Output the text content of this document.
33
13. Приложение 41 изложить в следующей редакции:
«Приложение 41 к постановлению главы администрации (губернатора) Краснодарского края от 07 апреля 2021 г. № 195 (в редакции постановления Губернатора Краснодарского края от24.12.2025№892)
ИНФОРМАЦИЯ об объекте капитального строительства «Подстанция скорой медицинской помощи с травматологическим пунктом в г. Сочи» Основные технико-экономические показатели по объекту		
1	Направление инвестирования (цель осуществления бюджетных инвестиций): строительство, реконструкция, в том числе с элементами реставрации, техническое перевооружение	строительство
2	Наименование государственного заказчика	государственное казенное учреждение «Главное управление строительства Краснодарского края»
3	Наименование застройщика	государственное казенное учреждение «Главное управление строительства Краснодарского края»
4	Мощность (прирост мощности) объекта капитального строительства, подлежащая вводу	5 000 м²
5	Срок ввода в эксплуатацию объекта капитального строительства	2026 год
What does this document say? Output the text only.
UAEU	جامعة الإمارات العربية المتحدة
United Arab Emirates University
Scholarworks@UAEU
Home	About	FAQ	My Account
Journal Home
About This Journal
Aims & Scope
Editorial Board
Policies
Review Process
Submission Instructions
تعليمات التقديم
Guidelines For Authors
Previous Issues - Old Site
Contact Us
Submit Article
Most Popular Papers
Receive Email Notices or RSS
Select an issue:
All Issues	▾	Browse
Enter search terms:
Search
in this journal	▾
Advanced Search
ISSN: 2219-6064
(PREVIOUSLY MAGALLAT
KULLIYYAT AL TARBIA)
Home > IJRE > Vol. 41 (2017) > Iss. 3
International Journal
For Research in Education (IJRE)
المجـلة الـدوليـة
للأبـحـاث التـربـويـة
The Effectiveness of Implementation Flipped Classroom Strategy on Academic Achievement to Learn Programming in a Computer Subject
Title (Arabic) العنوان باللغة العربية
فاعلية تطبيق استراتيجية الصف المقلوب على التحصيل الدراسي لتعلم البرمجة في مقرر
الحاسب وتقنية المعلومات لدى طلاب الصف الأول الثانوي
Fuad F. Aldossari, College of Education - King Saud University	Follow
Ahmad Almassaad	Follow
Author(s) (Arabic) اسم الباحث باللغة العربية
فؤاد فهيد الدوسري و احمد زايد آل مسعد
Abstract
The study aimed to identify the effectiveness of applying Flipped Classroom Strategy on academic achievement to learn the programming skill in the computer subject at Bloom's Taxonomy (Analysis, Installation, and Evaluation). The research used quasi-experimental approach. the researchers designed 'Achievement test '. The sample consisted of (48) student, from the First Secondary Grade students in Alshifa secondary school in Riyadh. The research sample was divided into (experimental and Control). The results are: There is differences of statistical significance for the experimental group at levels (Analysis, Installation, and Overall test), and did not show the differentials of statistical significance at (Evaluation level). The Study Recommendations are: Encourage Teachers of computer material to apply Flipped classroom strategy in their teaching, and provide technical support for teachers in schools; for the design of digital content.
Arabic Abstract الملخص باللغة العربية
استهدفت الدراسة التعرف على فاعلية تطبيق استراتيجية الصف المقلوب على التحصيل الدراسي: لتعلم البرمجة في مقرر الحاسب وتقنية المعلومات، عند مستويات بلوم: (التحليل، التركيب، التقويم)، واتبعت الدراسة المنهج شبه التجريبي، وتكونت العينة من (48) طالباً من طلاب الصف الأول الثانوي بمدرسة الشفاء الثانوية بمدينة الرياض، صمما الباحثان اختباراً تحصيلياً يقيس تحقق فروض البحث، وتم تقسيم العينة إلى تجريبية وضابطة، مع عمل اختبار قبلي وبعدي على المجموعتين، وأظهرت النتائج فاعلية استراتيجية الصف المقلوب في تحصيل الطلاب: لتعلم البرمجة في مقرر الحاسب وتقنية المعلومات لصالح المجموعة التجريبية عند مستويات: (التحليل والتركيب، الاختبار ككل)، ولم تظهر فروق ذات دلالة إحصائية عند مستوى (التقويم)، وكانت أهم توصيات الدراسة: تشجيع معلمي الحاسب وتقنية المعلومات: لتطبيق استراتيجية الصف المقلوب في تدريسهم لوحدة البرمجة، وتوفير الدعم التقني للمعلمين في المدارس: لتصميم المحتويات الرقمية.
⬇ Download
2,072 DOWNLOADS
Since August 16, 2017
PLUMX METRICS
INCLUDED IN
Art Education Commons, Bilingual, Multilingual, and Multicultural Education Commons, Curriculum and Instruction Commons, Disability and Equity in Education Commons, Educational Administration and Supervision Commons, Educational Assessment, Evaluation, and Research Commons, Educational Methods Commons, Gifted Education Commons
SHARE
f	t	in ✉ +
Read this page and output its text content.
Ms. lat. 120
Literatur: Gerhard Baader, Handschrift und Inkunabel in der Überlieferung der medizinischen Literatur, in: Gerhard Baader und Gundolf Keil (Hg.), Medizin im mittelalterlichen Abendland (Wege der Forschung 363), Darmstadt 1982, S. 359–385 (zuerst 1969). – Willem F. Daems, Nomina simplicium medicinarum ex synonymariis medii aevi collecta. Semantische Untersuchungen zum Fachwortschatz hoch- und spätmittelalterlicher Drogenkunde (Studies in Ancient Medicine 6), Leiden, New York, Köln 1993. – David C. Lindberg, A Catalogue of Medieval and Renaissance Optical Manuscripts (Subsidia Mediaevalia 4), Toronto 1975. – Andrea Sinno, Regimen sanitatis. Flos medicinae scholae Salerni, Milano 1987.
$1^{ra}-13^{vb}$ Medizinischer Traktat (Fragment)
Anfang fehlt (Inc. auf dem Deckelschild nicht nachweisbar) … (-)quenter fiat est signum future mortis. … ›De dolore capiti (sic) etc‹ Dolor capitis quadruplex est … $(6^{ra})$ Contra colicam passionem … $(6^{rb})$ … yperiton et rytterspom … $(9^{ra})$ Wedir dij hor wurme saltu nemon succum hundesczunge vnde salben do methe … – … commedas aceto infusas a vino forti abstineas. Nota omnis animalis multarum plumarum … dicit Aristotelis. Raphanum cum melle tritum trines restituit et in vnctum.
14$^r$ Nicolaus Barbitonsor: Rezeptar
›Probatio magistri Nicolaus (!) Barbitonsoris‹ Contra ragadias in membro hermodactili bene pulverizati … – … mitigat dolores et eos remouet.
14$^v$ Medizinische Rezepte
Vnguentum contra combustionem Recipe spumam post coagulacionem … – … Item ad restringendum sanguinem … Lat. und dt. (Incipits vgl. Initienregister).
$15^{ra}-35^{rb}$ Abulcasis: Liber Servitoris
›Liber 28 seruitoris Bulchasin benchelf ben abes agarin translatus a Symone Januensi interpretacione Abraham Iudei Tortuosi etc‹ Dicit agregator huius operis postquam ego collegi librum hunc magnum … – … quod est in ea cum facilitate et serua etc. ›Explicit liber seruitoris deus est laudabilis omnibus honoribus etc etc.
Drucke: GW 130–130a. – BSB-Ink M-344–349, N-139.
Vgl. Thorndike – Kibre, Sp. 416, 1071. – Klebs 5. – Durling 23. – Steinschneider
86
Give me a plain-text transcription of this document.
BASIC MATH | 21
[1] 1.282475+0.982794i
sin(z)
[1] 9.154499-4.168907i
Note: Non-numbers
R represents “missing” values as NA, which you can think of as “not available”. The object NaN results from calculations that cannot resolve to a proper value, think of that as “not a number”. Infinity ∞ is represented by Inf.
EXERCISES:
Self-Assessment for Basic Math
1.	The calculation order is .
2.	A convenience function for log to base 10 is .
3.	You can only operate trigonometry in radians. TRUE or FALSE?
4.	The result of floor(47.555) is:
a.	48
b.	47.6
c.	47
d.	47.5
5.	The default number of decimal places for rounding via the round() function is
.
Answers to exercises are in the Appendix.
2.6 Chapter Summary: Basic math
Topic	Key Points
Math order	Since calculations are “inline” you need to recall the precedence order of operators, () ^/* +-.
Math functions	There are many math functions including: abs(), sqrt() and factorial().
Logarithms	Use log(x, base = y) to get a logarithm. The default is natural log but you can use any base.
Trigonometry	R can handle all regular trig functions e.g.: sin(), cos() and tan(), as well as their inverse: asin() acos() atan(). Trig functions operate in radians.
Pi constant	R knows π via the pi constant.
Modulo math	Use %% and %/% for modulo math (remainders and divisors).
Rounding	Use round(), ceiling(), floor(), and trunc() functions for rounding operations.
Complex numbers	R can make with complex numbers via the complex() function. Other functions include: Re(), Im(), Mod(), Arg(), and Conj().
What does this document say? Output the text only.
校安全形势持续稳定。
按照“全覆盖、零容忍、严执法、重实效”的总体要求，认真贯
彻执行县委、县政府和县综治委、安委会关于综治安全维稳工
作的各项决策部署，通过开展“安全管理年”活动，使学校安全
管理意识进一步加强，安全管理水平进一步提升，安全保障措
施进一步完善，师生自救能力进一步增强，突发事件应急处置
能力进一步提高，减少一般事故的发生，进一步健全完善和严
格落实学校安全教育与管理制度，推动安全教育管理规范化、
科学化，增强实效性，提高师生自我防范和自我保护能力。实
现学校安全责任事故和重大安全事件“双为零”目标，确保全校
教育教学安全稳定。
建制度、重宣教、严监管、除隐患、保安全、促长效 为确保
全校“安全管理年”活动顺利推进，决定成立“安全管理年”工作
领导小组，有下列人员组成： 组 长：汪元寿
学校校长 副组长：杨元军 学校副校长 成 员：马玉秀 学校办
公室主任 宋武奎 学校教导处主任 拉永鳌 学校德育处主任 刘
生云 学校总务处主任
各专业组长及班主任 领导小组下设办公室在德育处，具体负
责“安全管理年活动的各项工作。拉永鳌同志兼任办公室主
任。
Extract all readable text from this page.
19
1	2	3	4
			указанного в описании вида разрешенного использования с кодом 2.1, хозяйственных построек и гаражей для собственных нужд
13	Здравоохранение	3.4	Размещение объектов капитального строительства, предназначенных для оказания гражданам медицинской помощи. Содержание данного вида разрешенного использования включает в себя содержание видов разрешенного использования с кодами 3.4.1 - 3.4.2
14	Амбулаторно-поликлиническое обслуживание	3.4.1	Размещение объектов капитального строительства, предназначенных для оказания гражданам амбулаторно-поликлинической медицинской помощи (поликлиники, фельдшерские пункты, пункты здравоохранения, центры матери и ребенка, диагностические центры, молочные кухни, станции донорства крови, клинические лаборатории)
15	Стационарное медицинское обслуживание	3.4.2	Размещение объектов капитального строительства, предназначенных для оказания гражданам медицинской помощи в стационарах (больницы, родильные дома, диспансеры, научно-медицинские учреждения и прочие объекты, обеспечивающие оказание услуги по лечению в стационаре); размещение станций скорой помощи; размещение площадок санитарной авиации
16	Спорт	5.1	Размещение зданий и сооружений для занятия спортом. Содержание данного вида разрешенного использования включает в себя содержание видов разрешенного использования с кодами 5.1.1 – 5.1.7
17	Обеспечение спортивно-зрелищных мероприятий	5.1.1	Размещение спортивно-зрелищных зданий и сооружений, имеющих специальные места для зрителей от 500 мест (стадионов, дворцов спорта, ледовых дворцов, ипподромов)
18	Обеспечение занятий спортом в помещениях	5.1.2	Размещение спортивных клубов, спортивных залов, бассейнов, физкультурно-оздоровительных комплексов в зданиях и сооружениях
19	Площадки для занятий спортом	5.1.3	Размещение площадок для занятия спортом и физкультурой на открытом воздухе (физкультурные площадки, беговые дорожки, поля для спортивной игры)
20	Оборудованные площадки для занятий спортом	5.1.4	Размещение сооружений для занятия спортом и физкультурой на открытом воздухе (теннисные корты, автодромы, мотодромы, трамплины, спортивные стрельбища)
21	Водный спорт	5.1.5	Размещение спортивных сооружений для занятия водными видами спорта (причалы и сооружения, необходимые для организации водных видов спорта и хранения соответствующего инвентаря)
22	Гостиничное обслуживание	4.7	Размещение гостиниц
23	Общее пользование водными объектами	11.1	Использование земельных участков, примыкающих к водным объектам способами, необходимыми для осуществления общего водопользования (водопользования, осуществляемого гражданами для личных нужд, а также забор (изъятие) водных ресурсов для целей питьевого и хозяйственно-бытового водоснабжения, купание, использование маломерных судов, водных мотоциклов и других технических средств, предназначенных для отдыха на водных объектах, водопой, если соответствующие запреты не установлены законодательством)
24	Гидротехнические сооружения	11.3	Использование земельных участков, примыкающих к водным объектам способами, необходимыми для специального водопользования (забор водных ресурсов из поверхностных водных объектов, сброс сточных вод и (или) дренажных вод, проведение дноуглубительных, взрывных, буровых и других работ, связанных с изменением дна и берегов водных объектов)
+++
**THE TASK**
The word "IJRE" may turn up on some lines of these records; say how many, with no other words.

**COMPLETE RESPONSE**
2